▸ Problem details
Search the listing for the string "frac" and copy every line that contains it.

Dataset rows:
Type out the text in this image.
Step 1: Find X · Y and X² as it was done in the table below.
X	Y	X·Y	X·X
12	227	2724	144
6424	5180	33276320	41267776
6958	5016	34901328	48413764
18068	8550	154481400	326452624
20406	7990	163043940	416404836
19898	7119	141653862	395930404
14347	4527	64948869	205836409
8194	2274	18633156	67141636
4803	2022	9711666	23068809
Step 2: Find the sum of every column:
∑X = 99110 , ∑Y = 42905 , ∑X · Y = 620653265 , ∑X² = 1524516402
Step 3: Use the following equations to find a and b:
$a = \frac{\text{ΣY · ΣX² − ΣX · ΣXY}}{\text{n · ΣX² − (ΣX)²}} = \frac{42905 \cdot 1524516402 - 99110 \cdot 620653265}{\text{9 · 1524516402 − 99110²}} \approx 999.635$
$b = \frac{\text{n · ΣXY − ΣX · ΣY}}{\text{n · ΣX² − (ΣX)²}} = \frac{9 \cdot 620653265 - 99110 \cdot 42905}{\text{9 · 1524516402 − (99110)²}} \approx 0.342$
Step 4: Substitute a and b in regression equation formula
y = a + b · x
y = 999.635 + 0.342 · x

▸ Result of the task
$a = \frac{\text{ΣY · ΣX² − ΣX · ΣXY}}{\text{n · ΣX² − (ΣX)²}} = \frac{42905 \cdot 1524516402 - 99110 \cdot 620653265}{\text{9 · 1524516402 − 99110²}} \approx 999.635$
$b = \frac{\text{n · ΣXY − ΣX · ΣY}}{\text{n · ΣX² − (ΣX)²}} = \frac{9 \cdot 620653265 - 99110 \cdot 42905}{\text{9 · 1524516402 − (99110)²}} \approx 0.342$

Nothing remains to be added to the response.